* START *
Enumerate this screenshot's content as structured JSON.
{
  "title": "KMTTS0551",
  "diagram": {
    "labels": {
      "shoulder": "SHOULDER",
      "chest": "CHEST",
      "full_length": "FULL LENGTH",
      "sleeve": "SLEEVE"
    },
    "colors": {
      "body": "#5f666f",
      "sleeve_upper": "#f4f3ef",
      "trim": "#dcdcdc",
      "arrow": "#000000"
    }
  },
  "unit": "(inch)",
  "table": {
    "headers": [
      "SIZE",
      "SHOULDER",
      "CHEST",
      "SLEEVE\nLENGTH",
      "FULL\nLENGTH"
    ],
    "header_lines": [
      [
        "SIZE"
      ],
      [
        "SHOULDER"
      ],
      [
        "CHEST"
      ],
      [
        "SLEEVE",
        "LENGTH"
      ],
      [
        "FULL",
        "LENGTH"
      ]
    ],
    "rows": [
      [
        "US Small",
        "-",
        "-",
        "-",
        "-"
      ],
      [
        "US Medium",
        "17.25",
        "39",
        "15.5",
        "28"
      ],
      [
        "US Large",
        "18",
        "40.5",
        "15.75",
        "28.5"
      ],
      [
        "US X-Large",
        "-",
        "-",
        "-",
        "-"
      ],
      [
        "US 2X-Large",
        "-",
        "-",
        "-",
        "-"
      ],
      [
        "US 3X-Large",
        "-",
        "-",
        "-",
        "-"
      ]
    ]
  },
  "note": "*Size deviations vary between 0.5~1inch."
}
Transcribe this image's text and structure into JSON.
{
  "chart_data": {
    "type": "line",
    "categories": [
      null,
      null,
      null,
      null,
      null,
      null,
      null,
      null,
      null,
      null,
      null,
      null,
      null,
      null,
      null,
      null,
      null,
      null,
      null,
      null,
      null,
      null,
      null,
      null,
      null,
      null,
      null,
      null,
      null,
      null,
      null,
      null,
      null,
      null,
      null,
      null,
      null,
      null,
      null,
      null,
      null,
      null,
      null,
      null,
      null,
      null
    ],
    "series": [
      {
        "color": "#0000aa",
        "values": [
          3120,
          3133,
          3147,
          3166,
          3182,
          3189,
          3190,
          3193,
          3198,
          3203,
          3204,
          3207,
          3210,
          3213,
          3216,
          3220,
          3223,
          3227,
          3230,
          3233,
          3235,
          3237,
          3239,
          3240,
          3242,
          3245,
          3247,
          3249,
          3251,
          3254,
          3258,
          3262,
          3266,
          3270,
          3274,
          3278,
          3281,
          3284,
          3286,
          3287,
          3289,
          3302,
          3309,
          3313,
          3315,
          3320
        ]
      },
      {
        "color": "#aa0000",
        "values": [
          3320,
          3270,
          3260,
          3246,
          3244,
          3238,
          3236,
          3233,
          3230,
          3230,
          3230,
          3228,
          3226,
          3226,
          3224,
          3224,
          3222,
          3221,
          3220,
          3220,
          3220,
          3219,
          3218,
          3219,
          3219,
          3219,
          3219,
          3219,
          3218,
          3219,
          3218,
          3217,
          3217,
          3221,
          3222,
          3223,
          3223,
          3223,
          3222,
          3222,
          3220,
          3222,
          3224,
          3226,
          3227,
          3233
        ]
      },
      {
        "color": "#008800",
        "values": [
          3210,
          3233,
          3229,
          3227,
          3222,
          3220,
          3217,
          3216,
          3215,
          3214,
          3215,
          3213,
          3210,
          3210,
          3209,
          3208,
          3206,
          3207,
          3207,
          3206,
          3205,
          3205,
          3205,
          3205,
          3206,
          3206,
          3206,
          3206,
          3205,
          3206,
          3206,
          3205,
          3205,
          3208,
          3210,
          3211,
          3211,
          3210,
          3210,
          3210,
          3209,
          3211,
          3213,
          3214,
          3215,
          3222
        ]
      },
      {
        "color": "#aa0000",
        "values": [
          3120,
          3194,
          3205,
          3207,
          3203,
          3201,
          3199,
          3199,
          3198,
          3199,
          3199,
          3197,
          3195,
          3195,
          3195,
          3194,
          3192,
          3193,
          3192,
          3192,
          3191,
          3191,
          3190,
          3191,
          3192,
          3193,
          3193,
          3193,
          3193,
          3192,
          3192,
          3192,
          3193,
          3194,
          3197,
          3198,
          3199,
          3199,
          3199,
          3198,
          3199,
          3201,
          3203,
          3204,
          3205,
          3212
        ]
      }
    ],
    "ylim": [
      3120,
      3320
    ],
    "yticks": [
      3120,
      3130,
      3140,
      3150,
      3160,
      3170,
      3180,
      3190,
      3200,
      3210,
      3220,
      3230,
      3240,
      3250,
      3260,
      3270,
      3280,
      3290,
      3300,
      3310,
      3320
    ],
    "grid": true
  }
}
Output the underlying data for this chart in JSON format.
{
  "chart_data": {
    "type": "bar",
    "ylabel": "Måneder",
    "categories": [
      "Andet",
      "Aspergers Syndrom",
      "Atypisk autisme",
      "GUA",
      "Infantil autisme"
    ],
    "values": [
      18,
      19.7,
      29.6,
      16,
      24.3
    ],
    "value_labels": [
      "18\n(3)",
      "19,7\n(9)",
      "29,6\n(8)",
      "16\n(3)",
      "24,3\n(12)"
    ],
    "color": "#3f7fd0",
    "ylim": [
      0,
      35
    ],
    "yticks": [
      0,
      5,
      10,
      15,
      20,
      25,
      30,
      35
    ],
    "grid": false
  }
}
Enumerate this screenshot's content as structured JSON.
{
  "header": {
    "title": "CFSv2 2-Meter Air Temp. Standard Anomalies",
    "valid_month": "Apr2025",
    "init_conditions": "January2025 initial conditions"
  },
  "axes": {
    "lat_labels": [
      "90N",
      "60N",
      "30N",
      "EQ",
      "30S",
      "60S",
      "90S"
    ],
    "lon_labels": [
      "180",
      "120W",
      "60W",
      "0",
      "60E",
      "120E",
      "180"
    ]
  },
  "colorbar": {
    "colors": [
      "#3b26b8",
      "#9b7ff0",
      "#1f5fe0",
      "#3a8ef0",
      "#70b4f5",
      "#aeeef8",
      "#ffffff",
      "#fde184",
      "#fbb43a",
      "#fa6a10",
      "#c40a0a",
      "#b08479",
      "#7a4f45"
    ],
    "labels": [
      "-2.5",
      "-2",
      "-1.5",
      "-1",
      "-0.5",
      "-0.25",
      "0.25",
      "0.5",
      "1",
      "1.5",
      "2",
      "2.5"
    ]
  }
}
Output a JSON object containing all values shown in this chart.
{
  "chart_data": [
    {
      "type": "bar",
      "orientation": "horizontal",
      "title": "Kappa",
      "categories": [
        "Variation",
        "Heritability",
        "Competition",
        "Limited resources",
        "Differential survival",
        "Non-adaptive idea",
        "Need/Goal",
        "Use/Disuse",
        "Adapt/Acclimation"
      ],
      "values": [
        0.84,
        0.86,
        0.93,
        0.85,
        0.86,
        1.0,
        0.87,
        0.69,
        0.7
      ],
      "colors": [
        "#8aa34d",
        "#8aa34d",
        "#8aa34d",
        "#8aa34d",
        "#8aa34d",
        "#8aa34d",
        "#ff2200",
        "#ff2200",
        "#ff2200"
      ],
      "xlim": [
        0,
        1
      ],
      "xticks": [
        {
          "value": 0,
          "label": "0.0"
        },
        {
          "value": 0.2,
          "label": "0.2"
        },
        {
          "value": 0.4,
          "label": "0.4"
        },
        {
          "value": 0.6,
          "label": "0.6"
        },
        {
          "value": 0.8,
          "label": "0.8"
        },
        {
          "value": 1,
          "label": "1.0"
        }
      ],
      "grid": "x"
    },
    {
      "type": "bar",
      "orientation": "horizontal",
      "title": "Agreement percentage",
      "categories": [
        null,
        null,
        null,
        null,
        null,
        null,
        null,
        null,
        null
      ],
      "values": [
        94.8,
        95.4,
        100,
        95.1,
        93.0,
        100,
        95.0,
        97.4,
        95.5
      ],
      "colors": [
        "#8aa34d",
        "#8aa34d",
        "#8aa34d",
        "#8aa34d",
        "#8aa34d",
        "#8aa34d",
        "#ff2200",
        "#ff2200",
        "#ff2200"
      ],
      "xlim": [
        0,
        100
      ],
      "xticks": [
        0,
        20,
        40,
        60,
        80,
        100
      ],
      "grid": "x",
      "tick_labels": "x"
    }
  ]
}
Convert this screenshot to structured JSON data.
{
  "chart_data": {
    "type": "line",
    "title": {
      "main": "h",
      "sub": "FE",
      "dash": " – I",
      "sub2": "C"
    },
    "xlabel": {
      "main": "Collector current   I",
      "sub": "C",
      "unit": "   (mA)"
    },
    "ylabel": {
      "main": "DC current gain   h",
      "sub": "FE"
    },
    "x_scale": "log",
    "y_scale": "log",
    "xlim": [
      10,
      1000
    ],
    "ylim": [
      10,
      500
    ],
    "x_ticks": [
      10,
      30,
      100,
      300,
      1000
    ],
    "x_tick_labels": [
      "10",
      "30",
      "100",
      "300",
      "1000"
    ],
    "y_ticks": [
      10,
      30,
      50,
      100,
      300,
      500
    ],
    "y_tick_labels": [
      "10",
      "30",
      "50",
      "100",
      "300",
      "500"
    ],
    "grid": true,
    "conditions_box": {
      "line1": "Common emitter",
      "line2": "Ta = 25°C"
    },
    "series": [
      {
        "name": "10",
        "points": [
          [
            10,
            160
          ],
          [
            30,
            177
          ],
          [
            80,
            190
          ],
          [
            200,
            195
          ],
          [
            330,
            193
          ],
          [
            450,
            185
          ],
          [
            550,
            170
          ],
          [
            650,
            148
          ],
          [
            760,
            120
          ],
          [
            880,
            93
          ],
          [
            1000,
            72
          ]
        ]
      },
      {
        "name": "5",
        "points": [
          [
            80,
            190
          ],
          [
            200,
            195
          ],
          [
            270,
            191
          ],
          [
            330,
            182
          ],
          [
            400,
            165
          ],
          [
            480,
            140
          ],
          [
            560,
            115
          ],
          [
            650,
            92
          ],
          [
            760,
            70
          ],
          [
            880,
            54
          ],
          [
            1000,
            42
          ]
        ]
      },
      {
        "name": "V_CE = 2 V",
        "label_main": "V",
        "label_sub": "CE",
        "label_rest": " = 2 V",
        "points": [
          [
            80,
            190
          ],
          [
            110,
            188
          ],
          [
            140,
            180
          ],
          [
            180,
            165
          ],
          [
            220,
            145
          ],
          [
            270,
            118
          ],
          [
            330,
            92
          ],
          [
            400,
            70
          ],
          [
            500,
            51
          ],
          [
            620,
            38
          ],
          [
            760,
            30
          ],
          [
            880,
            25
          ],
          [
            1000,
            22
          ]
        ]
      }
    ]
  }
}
* END *
▸ **Written instruction**:
Your answer should be a single number: the count of lines in the data that include the word "Large".

▸ **Reply to the exercise**:
4